EXERCISE DIRECTIONS | Reproduce every one of the records below word for word, changing nothing.

RECORD SET |
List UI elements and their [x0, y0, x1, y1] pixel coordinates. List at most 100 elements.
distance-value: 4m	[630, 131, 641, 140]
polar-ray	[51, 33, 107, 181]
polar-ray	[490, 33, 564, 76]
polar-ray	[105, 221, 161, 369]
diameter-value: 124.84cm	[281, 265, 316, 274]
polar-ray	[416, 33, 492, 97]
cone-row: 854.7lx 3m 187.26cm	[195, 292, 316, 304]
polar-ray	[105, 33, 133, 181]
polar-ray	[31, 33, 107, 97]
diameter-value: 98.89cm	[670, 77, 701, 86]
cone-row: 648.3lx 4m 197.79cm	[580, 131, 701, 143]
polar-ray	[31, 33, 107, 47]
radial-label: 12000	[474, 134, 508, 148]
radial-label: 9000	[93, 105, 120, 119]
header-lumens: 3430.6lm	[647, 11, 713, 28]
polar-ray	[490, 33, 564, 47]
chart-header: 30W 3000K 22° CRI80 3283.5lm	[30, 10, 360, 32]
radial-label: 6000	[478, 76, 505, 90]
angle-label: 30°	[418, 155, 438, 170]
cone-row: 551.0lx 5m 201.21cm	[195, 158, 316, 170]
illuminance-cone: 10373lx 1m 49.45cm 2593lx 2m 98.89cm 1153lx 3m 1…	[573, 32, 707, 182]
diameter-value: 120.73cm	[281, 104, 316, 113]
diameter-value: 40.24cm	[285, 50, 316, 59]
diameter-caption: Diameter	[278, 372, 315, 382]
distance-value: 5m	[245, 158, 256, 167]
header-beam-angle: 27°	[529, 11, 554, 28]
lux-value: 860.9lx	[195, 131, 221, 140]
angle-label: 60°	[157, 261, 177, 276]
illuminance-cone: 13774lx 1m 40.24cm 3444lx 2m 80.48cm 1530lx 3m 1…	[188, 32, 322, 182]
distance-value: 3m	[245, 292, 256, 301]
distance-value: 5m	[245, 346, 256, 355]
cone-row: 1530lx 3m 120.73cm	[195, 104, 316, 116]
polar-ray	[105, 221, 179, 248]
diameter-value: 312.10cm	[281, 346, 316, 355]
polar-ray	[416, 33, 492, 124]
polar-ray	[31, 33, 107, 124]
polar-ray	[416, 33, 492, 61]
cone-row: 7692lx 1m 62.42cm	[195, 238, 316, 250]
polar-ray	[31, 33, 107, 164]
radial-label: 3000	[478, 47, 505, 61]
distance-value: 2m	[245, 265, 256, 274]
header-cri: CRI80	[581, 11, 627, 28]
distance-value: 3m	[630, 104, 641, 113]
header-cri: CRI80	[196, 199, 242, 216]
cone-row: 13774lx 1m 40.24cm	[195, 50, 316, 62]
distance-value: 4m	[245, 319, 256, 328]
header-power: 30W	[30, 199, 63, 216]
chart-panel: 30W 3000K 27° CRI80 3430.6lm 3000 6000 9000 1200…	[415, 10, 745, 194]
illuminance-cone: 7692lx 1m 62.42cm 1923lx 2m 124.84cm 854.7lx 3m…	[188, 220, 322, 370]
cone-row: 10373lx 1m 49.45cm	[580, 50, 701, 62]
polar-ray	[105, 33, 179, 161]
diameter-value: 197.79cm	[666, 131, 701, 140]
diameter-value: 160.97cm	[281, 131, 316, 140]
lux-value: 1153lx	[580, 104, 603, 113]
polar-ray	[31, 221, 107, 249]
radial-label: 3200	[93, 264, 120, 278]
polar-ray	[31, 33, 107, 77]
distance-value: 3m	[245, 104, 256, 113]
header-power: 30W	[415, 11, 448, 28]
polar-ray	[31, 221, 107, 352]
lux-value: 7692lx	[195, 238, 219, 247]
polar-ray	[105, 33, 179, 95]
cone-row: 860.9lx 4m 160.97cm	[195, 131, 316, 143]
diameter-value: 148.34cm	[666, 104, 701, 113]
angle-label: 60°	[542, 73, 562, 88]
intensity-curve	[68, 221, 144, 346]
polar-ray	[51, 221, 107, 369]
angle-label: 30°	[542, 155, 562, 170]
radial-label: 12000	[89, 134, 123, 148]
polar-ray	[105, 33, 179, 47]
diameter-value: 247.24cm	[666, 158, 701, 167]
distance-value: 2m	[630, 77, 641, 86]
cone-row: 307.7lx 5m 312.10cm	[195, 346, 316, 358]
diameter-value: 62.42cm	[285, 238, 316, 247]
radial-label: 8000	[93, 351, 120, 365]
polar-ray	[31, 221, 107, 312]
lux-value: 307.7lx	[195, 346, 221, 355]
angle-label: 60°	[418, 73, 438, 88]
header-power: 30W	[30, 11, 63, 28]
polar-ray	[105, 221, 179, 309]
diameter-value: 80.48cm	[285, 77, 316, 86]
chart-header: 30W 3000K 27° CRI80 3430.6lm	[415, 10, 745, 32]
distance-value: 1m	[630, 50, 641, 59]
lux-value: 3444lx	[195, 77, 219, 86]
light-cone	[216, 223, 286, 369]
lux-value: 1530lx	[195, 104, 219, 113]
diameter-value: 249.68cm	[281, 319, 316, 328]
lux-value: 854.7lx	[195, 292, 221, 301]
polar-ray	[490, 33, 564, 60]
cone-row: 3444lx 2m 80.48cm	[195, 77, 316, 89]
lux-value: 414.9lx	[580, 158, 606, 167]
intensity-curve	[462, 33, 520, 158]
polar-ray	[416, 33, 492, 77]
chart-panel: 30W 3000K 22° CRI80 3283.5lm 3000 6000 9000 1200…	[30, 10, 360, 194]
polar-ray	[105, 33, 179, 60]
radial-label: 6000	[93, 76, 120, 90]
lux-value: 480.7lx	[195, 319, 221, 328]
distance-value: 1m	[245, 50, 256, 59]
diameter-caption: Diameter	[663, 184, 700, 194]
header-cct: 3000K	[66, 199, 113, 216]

FULL SOLUTION |
List UI elements and their [x0, y0, x1, y1] pixel coordinates. List at most 100 elements.
distance-value: 4m	[630, 131, 641, 140]
polar-ray	[51, 33, 107, 181]
polar-ray	[490, 33, 564, 76]
polar-ray	[105, 221, 161, 369]
diameter-value: 124.84cm	[281, 265, 316, 274]
polar-ray	[416, 33, 492, 97]
cone-row: 854.7lx 3m 187.26cm	[195, 292, 316, 304]
polar-ray	[105, 33, 133, 181]
polar-ray	[31, 33, 107, 97]
diameter-value: 98.89cm	[670, 77, 701, 86]
cone-row: 648.3lx 4m 197.79cm	[580, 131, 701, 143]
polar-ray	[31, 33, 107, 47]
radial-label: 12000	[474, 134, 508, 148]
radial-label: 9000	[93, 105, 120, 119]
header-lumens: 3430.6lm	[647, 11, 713, 28]
polar-ray	[490, 33, 564, 47]
chart-header: 30W 3000K 22° CRI80 3283.5lm	[30, 10, 360, 32]
radial-label: 6000	[478, 76, 505, 90]
angle-label: 30°	[418, 155, 438, 170]
cone-row: 551.0lx 5m 201.21cm	[195, 158, 316, 170]
illuminance-cone: 10373lx 1m 49.45cm 2593lx 2m 98.89cm 1153lx 3m 1…	[573, 32, 707, 182]
diameter-value: 120.73cm	[281, 104, 316, 113]
diameter-value: 40.24cm	[285, 50, 316, 59]
diameter-caption: Diameter	[278, 372, 315, 382]
distance-value: 5m	[245, 158, 256, 167]
header-beam-angle: 27°	[529, 11, 554, 28]
lux-value: 860.9lx	[195, 131, 221, 140]
angle-label: 60°	[157, 261, 177, 276]
illuminance-cone: 13774lx 1m 40.24cm 3444lx 2m 80.48cm 1530lx 3m 1…	[188, 32, 322, 182]
distance-value: 3m	[245, 292, 256, 301]
distance-value: 5m	[245, 346, 256, 355]
cone-row: 1530lx 3m 120.73cm	[195, 104, 316, 116]
polar-ray	[105, 221, 179, 248]
diameter-value: 312.10cm	[281, 346, 316, 355]
polar-ray	[416, 33, 492, 124]
polar-ray	[31, 33, 107, 124]
polar-ray	[416, 33, 492, 61]
cone-row: 7692lx 1m 62.42cm	[195, 238, 316, 250]
polar-ray	[31, 33, 107, 164]
radial-label: 3000	[478, 47, 505, 61]
distance-value: 2m	[245, 265, 256, 274]
header-cri: CRI80	[581, 11, 627, 28]
distance-value: 3m	[630, 104, 641, 113]
header-cri: CRI80	[196, 199, 242, 216]
cone-row: 13774lx 1m 40.24cm	[195, 50, 316, 62]
distance-value: 4m	[245, 319, 256, 328]
header-power: 30W	[30, 199, 63, 216]
chart-panel: 30W 3000K 27° CRI80 3430.6lm 3000 6000 9000 1200…	[415, 10, 745, 194]
illuminance-cone: 7692lx 1m 62.42cm 1923lx 2m 124.84cm 854.7lx 3m…	[188, 220, 322, 370]
cone-row: 10373lx 1m 49.45cm	[580, 50, 701, 62]
polar-ray	[105, 33, 179, 161]
diameter-value: 197.79cm	[666, 131, 701, 140]
diameter-value: 160.97cm	[281, 131, 316, 140]
lux-value: 1153lx	[580, 104, 603, 113]
polar-ray	[31, 221, 107, 249]
radial-label: 3200	[93, 264, 120, 278]
polar-ray	[31, 33, 107, 77]
distance-value: 3m	[245, 104, 256, 113]
header-power: 30W	[415, 11, 448, 28]
polar-ray	[31, 221, 107, 352]
lux-value: 7692lx	[195, 238, 219, 247]
polar-ray	[105, 33, 179, 95]
cone-row: 860.9lx 4m 160.97cm	[195, 131, 316, 143]
diameter-value: 148.34cm	[666, 104, 701, 113]
angle-label: 60°	[542, 73, 562, 88]
intensity-curve	[68, 221, 144, 346]
polar-ray	[51, 221, 107, 369]
angle-label: 30°	[542, 155, 562, 170]
radial-label: 12000	[89, 134, 123, 148]
polar-ray	[105, 33, 179, 47]
diameter-value: 247.24cm	[666, 158, 701, 167]
distance-value: 2m	[630, 77, 641, 86]
cone-row: 307.7lx 5m 312.10cm	[195, 346, 316, 358]
diameter-value: 62.42cm	[285, 238, 316, 247]
radial-label: 8000	[93, 351, 120, 365]
polar-ray	[31, 221, 107, 312]
lux-value: 307.7lx	[195, 346, 221, 355]
angle-label: 60°	[418, 73, 438, 88]
header-power: 30W	[30, 11, 63, 28]
polar-ray	[105, 221, 179, 309]
diameter-value: 80.48cm	[285, 77, 316, 86]
chart-header: 30W 3000K 27° CRI80 3430.6lm	[415, 10, 745, 32]
distance-value: 1m	[630, 50, 641, 59]
lux-value: 3444lx	[195, 77, 219, 86]
light-cone	[216, 223, 286, 369]
lux-value: 1530lx	[195, 104, 219, 113]
diameter-value: 249.68cm	[281, 319, 316, 328]
lux-value: 854.7lx	[195, 292, 221, 301]
polar-ray	[490, 33, 564, 60]
cone-row: 3444lx 2m 80.48cm	[195, 77, 316, 89]
lux-value: 414.9lx	[580, 158, 606, 167]
intensity-curve	[462, 33, 520, 158]
polar-ray	[416, 33, 492, 77]
chart-panel: 30W 3000K 22° CRI80 3283.5lm 3000 6000 9000 1200…	[30, 10, 360, 194]
polar-ray	[105, 33, 179, 60]
radial-label: 6000	[93, 76, 120, 90]
lux-value: 480.7lx	[195, 319, 221, 328]
distance-value: 1m	[245, 50, 256, 59]
diameter-caption: Diameter	[663, 184, 700, 194]
header-cct: 3000K	[66, 199, 113, 216]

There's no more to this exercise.